Source records:
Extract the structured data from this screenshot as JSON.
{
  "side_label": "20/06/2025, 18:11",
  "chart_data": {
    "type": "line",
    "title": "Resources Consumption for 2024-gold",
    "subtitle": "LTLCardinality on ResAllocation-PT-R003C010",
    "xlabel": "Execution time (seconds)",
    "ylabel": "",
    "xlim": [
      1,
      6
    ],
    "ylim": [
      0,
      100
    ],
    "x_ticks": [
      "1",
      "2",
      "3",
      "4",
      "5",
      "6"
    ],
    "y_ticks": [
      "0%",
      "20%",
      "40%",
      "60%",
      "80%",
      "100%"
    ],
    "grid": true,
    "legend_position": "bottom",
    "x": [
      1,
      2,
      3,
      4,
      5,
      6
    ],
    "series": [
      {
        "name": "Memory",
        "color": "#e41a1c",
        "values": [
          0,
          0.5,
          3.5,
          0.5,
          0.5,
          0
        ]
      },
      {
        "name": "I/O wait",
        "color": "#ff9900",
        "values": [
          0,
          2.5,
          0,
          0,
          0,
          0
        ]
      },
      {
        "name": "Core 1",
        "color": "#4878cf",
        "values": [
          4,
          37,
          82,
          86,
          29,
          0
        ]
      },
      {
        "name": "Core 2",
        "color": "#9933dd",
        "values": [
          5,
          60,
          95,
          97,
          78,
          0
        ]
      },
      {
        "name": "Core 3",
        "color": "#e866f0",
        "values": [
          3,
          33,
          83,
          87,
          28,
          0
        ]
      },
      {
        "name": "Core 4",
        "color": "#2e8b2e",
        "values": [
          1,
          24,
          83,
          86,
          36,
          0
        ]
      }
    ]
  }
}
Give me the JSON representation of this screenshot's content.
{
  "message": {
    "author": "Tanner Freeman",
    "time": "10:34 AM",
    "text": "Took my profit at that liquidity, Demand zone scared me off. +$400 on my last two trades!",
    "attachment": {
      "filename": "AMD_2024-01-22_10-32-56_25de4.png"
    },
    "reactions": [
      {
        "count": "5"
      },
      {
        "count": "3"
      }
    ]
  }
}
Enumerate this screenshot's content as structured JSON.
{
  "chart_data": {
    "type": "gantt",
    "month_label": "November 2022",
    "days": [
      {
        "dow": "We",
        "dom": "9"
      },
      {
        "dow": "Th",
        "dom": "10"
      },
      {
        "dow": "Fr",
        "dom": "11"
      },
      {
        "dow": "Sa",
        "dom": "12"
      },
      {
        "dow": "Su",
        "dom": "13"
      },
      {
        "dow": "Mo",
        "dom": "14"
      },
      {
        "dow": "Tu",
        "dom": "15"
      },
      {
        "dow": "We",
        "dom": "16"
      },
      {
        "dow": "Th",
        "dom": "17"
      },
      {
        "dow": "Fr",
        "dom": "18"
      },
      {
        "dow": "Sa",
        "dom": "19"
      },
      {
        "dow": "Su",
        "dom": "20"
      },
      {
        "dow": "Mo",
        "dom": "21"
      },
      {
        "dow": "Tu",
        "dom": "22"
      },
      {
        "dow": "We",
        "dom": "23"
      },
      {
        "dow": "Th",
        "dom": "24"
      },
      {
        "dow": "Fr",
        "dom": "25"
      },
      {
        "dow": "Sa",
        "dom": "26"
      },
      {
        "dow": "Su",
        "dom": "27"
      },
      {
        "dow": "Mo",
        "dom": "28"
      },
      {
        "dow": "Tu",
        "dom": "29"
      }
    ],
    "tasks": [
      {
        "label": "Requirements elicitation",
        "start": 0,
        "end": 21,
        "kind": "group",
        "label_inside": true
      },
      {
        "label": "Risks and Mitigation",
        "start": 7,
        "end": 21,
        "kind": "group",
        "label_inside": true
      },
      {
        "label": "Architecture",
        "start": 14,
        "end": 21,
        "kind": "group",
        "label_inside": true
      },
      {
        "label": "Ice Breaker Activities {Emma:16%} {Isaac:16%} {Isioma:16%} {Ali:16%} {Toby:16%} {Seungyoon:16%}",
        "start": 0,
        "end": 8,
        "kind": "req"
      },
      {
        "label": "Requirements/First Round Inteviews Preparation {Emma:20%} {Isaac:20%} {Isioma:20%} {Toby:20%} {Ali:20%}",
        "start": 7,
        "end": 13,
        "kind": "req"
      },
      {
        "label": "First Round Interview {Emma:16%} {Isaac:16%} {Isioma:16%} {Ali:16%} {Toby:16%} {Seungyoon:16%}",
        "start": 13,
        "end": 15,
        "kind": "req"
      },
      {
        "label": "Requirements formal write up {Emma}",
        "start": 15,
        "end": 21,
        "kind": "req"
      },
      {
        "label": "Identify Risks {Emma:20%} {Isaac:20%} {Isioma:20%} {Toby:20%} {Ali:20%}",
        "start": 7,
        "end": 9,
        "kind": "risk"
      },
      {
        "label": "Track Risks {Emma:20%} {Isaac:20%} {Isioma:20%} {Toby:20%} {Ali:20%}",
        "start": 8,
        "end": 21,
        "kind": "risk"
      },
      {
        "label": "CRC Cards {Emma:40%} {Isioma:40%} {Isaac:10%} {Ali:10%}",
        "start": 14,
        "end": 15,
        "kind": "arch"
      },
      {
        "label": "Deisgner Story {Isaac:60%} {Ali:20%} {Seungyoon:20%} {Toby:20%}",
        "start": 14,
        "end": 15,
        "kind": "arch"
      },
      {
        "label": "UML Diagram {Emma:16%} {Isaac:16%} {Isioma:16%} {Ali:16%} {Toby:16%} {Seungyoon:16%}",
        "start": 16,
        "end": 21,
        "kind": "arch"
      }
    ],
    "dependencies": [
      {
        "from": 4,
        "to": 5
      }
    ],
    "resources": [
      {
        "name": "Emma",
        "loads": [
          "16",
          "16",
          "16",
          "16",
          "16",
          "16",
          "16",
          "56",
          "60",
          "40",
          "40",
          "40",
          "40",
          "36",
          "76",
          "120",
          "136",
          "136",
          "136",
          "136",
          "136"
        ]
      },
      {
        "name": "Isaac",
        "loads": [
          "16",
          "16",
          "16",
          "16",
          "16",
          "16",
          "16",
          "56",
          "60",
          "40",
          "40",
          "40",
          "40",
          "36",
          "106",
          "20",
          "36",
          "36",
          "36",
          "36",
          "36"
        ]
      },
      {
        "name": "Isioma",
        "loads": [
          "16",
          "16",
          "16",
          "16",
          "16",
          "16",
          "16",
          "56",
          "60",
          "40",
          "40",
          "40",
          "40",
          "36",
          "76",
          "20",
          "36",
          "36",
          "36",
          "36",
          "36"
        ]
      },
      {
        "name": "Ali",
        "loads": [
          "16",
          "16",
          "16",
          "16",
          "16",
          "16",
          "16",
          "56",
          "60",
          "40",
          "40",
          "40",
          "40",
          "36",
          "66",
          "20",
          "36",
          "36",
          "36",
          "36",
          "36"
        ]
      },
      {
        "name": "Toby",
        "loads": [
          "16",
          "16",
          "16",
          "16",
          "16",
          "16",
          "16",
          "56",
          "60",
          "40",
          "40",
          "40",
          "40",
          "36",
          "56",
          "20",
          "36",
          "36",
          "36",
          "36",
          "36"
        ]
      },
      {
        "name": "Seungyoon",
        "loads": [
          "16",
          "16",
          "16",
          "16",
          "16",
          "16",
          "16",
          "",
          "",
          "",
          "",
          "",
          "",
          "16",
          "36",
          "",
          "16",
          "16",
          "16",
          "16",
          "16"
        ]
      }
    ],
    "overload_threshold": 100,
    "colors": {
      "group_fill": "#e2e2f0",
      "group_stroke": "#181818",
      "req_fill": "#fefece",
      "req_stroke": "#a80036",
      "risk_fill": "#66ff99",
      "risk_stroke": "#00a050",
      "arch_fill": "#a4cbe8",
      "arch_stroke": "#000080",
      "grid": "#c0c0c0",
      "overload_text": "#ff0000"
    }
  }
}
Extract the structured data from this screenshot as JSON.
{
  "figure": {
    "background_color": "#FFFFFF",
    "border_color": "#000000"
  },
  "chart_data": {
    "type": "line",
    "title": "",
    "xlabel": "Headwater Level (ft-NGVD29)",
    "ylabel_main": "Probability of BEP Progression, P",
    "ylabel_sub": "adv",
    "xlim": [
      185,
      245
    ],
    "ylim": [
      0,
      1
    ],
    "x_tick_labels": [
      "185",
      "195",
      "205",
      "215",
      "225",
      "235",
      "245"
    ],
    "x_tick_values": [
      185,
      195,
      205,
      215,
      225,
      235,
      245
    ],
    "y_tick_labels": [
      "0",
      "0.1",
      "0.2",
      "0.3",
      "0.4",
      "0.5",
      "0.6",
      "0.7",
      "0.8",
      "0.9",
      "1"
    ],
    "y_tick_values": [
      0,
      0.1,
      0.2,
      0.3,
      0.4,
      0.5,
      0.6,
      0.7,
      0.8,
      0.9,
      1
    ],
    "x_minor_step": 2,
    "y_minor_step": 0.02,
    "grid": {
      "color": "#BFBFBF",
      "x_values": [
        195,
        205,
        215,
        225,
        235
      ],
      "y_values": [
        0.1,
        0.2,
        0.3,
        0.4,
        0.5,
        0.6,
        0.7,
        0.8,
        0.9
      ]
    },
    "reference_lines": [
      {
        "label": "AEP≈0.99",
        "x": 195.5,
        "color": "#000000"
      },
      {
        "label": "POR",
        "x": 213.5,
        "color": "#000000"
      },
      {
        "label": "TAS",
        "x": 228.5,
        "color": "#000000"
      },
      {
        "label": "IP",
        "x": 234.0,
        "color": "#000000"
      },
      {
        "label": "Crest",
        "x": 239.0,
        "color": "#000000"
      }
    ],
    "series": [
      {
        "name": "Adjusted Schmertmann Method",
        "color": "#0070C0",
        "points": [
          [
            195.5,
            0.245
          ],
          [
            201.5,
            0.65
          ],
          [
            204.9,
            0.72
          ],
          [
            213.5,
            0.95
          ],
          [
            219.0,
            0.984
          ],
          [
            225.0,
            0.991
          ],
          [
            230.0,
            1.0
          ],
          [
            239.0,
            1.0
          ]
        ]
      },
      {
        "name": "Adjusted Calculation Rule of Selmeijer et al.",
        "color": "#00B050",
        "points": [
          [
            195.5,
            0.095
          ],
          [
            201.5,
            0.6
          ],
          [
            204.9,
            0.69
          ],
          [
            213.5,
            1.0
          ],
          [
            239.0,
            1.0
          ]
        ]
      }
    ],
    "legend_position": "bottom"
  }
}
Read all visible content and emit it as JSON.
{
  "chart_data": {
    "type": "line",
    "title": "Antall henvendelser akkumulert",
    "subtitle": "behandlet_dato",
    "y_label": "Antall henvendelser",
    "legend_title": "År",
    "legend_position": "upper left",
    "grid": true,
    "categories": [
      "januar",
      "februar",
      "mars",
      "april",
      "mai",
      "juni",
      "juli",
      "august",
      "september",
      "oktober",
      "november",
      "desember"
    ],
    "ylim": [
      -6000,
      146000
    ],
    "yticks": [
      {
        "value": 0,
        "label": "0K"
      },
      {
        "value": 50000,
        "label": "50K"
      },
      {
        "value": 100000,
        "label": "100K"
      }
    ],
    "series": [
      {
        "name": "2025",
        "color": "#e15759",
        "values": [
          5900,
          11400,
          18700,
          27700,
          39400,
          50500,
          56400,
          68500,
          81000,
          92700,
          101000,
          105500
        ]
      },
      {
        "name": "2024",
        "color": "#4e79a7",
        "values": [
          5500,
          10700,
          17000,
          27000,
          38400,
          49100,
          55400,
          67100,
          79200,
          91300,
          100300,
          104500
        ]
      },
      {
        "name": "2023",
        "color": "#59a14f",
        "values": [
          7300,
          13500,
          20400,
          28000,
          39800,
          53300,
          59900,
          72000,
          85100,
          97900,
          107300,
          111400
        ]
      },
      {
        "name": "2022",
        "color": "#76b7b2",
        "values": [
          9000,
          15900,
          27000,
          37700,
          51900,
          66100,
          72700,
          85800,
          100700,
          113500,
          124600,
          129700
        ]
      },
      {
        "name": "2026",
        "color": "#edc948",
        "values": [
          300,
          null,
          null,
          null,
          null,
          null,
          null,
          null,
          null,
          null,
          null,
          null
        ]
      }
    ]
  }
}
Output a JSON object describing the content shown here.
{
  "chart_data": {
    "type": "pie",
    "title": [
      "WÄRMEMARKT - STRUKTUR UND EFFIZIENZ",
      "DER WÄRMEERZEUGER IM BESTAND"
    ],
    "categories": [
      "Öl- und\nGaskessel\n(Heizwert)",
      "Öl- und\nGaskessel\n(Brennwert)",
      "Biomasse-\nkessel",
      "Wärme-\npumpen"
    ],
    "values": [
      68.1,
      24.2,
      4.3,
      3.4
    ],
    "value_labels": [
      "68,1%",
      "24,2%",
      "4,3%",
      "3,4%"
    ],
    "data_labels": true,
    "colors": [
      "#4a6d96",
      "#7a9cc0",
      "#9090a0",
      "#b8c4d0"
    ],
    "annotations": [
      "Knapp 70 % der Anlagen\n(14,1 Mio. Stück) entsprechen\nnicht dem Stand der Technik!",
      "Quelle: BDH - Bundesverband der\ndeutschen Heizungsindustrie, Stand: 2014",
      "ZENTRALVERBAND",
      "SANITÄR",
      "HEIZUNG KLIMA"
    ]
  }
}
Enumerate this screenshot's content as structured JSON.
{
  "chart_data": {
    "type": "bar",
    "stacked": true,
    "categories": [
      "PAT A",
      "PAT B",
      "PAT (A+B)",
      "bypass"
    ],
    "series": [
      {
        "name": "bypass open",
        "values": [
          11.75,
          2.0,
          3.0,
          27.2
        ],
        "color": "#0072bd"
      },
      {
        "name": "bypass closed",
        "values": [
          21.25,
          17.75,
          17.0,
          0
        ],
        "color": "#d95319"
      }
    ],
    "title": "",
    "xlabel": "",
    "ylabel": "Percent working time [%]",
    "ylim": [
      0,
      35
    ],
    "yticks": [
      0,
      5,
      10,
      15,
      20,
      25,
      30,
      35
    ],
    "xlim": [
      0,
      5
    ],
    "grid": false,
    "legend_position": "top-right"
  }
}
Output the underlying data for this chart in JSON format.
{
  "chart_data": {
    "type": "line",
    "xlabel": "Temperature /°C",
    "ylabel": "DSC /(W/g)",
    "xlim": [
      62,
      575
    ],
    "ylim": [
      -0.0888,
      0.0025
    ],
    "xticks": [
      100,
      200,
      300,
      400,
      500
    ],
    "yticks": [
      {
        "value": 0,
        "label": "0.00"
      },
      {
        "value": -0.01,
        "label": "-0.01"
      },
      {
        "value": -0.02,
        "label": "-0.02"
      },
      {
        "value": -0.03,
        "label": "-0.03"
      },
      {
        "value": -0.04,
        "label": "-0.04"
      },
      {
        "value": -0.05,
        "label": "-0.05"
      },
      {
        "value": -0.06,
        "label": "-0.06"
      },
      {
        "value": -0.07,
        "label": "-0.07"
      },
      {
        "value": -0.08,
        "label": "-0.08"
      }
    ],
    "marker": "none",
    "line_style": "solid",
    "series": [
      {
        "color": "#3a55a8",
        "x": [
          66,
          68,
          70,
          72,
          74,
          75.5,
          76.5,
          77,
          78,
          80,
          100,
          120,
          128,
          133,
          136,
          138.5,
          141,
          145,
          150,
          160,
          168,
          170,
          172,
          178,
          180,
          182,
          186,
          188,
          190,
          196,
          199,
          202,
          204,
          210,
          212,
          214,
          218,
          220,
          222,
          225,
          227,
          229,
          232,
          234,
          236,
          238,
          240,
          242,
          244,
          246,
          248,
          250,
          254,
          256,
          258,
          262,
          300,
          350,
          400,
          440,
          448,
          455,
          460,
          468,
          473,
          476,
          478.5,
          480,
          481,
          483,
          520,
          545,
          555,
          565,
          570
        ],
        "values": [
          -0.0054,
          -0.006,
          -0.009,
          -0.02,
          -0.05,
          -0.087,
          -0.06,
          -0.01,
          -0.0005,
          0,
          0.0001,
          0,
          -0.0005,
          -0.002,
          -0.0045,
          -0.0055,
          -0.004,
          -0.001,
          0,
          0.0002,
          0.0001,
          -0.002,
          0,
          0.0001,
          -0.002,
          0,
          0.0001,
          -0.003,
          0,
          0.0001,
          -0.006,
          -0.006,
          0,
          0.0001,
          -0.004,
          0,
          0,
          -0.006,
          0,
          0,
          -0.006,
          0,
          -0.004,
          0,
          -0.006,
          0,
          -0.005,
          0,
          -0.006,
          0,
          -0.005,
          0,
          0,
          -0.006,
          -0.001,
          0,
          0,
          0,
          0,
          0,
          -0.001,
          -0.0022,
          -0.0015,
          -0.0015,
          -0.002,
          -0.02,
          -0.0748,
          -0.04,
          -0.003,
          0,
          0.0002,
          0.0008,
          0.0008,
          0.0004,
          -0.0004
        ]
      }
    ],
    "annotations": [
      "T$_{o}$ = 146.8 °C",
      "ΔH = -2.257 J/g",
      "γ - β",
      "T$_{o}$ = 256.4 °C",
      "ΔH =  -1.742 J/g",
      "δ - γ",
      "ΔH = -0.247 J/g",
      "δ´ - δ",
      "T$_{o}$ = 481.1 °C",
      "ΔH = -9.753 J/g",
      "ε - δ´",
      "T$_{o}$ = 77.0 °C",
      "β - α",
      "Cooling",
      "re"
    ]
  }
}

Prompt: Check every line of the data, and copy the ones that contain "Core".

Result of the task:
        "name": "Core 1",
        "name": "Core 2",
        "name": "Core 3",
        "name": "Core 4",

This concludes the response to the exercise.